§ DATA SUPPLIED
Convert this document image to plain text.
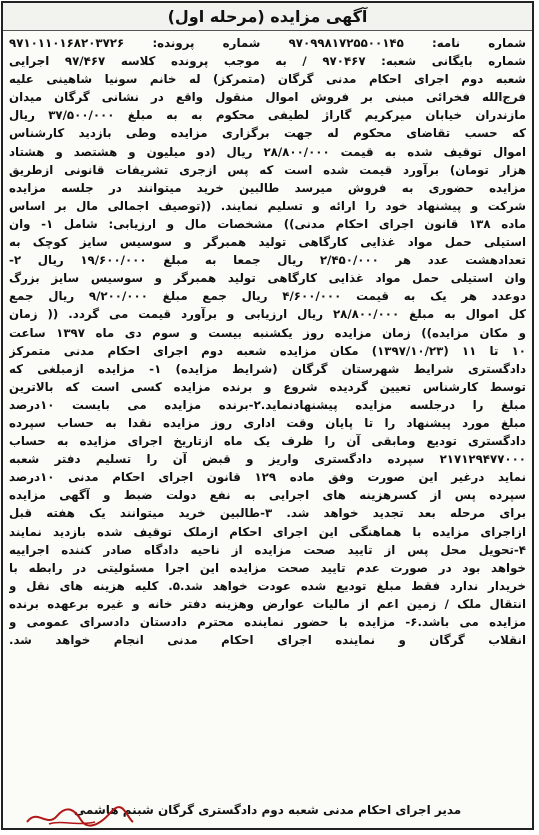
آگهی مزایده (مرحله اول)
شماره نامه: ۹۷۰۹۹۸۱۷۲۵۵۰۰۱۴۵ شماره پرونده: ۹۷۱۰۱۱۰۱۶۸۲۰۳۷۲۶
شماره بایگانی شعبه: ۹۷۰۴۶۷ / به موجب پرونده کلاسه ۹۷/۴۶۷ اجرایی
شعبه دوم اجرای احکام مدنی گرگان (متمرکز) له خانم سونیا شاهینی علیه
فرج‌الله فخرائی مبنی بر فروش اموال منقول واقع در نشانی گرگان میدان
مازندران خیابان میرکریم گاراژ لطیفی محکوم به به مبلغ ۳۷/۵۰۰/۰۰۰ ریال
که حسب تقاضای محکوم له جهت برگزاری مزایده وطی بازدید کارشناس
اموال توقیف شده به قیمت ۲۸/۸۰۰/۰۰۰ ریال (دو میلیون و هشتصد و هشتاد
هزار تومان) برآورد قیمت شده است که پس ازجری تشریفات قانونی ازطریق
مزایده حضوری به فروش میرسد طالبین خرید میتوانند در جلسه مزایده
شرکت و پیشنهاد خود را ارائه و تسلیم نمایند. ((توصیف اجمالی مال بر اساس
ماده ۱۳۸ قانون اجرای احکام مدنی)) مشخصات مال و ارزیابی: شامل ۱- وان
استیلی حمل مواد غذایی کارگاهی تولید همبرگر و سوسیس سایز کوچک به
تعدادهشت عدد هر ۲/۴۵۰/۰۰۰ ریال جمعا به مبلغ ۱۹/۶۰۰/۰۰۰ ریال ۲-
وان استیلی حمل مواد غذایی کارگاهی تولید همبرگر و سوسیس سایز بزرگ
دوعدد هر یک به قیمت ۴/۶۰۰/۰۰۰ ریال جمع مبلغ ۹/۲۰۰/۰۰۰ ریال جمع
کل اموال به مبلغ ۲۸/۸۰۰/۰۰۰ ریال ارزیابی و برآورد قیمت می گردد. (( زمان
و مکان مزایده)) زمان مزایده روز یکشنبه بیست و سوم دی ماه ۱۳۹۷ ساعت
۱۰ تا ۱۱ (۱۳۹۷/۱۰/۲۳) مکان مزایده شعبه دوم اجرای احکام مدنی متمرکز
دادگستری شرایط شهرستان گرگان (شرایط مزایده) ۱- مزایده ازمبلغی که
توسط کارشناس تعیین گردیده شروع و برنده مزایده کسی است که بالاترین
مبلغ را درجلسه مزایده پیشنهادنماید.۲-برنده مزایده می بایست ۱۰درصد
مبلغ مورد پیشنهاد را تا پایان وقت اداری روز مزایده نقدا به حساب سپرده
دادگستری تودیع ومابقی آن را ظرف یک ماه ازتاریخ اجرای مزایده به حساب
۲۱۷۱۲۹۴۷۷۰۰۰ سپرده دادگستری واریز و قبض آن را تسلیم دفتر شعبه
نماید درغیر این صورت وفق ماده ۱۲۹ قانون اجرای احکام مدنی ۱۰درصد
سپرده پس از کسرهزینه های اجرایی به نفع دولت ضبط و آگهی مزایده
برای مرحله بعد تجدید خواهد شد. ۳-طالبین خرید میتوانند یک هفته قبل
ازاجرای مزایده با هماهنگی این اجرای احکام ازملک توقیف شده بازدید نمایند
۴-تحویل محل پس از تایید صحت مزایده از ناحیه دادگاه صادر کننده اجراییه
خواهد بود در صورت عدم تایید صحت مزایده این اجرا مسئولیتی در رابطه با
خریدار ندارد فقط مبلغ تودیع شده عودت خواهد شد.۵. کلیه هزینه های نقل و
انتقال ملک / زمین اعم از مالیات عوارض وهزینه دفتر خانه و غیره برعهده برنده
مزایده می باشد.۶- مزایده با حضور نماینده محترم دادستان دادسرای عمومی و
انقلاب گرگان و نماینده اجرای احکام مدنی انجام خواهد شد.
مدیر اجرای احکام مدنی شعبه دوم دادگستری گرگان شبنم هاشمی
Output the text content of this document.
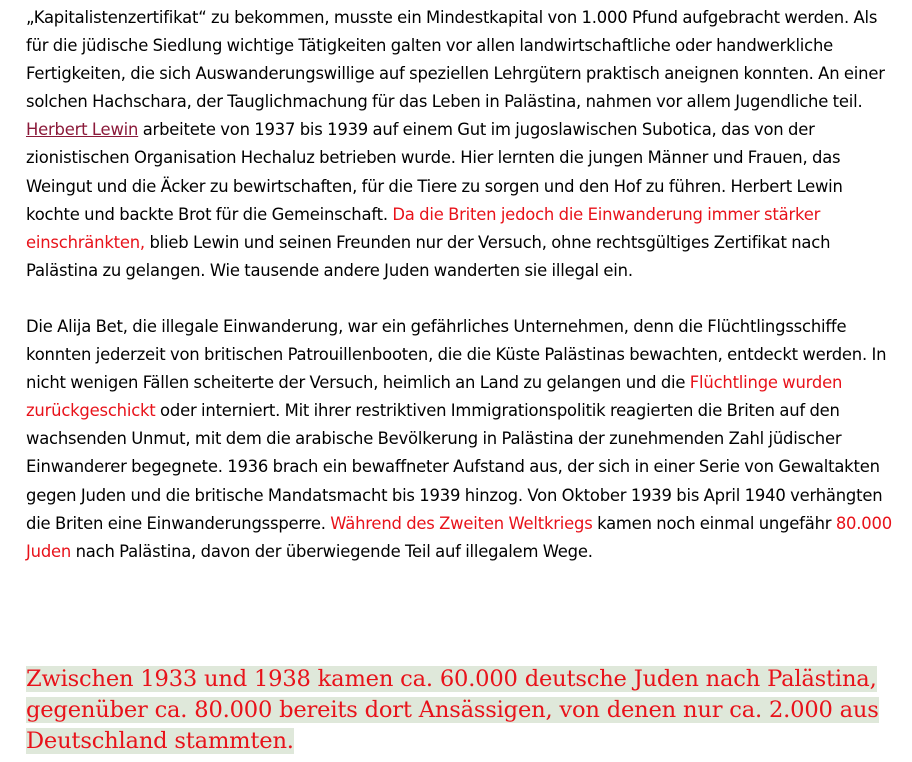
„Kapitalistenzertifikat“ zu bekommen, musste ein Mindestkapital von 1.000 Pfund aufgebracht werden. Als für die jüdische Siedlung wichtige Tätigkeiten galten vor allen landwirtschaftliche oder handwerkliche Fertigkeiten, die sich Auswanderungswillige auf speziellen Lehrgütern praktisch aneignen konnten. An einer solchen Hachschara, der Tauglichmachung für das Leben in Palästina, nahmen vor allem Jugendliche teil. Herbert Lewin arbeitete von 1937 bis 1939 auf einem Gut im jugoslawischen Subotica, das von der zionistischen Organisation Hechaluz betrieben wurde. Hier lernten die jungen Männer und Frauen, das Weingut und die Äcker zu bewirtschaften, für die Tiere zu sorgen und den Hof zu führen. Herbert Lewin kochte und backte Brot für die Gemeinschaft. Da die Briten jedoch die Einwanderung immer stärker einschränkten, blieb Lewin und seinen Freunden nur der Versuch, ohne rechtsgültiges Zertifikat nach Palästina zu gelangen. Wie tausende andere Juden wanderten sie illegal ein.

Die Alija Bet, die illegale Einwanderung, war ein gefährliches Unternehmen, denn die Flüchtlingsschiffe konnten jederzeit von britischen Patrouillenbooten, die die Küste Palästinas bewachten, entdeckt werden. In nicht wenigen Fällen scheiterte der Versuch, heimlich an Land zu gelangen und die Flüchtlinge wurden zurückgeschickt oder interniert. Mit ihrer restriktiven Immigrationspolitik reagierten die Briten auf den wachsenden Unmut, mit dem die arabische Bevölkerung in Palästina der zunehmenden Zahl jüdischer Einwanderer begegnete. 1936 brach ein bewaffneter Aufstand aus, der sich in einer Serie von Gewaltakten gegen Juden und die britische Mandatsmacht bis 1939 hinzog. Von Oktober 1939 bis April 1940 verhängten die Briten eine Einwanderungssperre. Während des Zweiten Weltkriegs kamen noch einmal ungefähr 80.000 Juden nach Palästina, davon der überwiegende Teil auf illegalem Wege.

Zwischen 1933 und 1938 kamen ca. 60.000 deutsche Juden nach Palästina, gegenüber ca. 80.000 bereits dort Ansässigen, von denen nur ca. 2.000 aus Deutschland stammten.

§ GIVEN PROBLEM
Gather each line in the entries above where the string "احکام" is found.

§ EXERCISE SOLUTION
شعبه دوم اجرای احکام مدنی گرگان (متمرکز) له خانم سونیا شاهینی علیه
ماده ۱۳۸ قانون اجرای احکام مدنی)) مشخصات مال و ارزیابی: شامل ۱- وان
۱۰ تا ۱۱ (۱۳۹۷/۱۰/۲۳) مکان مزایده شعبه دوم اجرای احکام مدنی متمرکز
نماید درغیر این صورت وفق ماده ۱۲۹ قانون اجرای احکام مدنی ۱۰درصد
ازاجرای مزایده با هماهنگی این اجرای احکام ازملک توقیف شده بازدید نمایند
انقلاب گرگان و نماینده اجرای احکام مدنی انجام خواهد شد.
مدیر اجرای احکام مدنی شعبه دوم دادگستری گرگان شبنم هاشمی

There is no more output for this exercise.